--- Begin ---

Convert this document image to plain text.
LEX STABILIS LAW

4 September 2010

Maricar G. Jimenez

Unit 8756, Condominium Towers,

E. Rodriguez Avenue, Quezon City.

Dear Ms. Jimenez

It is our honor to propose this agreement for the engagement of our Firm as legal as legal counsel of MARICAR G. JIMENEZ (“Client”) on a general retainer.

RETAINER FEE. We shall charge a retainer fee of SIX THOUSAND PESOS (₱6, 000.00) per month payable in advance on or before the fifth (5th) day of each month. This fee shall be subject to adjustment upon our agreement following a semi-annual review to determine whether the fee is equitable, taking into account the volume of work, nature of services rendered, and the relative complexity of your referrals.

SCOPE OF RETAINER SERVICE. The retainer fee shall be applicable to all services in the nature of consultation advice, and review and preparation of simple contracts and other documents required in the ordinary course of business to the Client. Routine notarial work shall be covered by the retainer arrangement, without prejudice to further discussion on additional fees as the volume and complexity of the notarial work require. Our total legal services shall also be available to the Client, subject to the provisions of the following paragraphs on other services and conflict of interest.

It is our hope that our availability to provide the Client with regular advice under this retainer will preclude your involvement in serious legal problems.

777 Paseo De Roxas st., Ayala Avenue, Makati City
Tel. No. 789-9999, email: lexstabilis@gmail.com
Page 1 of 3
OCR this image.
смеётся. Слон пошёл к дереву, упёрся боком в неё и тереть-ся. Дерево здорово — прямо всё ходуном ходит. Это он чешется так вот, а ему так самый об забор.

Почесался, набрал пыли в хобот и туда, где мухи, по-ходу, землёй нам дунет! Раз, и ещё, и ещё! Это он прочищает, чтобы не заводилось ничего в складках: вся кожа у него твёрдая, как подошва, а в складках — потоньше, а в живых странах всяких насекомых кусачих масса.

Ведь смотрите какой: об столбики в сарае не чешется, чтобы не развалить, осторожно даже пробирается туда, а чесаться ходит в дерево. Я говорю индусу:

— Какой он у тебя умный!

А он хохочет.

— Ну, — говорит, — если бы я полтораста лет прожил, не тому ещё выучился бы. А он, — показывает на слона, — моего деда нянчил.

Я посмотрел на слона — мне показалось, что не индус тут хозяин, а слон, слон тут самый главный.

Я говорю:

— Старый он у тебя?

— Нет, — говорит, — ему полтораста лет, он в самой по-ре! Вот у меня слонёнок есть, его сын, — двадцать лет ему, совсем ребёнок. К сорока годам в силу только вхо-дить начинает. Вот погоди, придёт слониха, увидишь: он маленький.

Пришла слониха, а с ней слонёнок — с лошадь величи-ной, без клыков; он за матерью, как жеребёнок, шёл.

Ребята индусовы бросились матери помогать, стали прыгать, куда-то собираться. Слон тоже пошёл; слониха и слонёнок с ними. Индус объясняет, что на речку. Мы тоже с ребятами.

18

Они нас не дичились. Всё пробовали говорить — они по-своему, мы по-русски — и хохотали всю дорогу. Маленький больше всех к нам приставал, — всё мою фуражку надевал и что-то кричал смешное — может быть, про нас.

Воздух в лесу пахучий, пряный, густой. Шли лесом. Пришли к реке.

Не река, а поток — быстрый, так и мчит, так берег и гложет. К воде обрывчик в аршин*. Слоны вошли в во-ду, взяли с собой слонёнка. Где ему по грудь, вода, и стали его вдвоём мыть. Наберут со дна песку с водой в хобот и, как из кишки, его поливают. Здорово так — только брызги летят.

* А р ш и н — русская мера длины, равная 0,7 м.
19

--- End ---

Every line of the listing that holds "самый" should be found and copied.

Response for this exercise
смеётся. Слон пошёл к дереву, упёрся боком в неё и тереть-ся. Дерево здорово — прямо всё ходуном ходит. Это он чешется так вот, а ему так самый об забор.
Я посмотрел на слона — мне показалось, что не индус тут хозяин, а слон, слон тут самый главный.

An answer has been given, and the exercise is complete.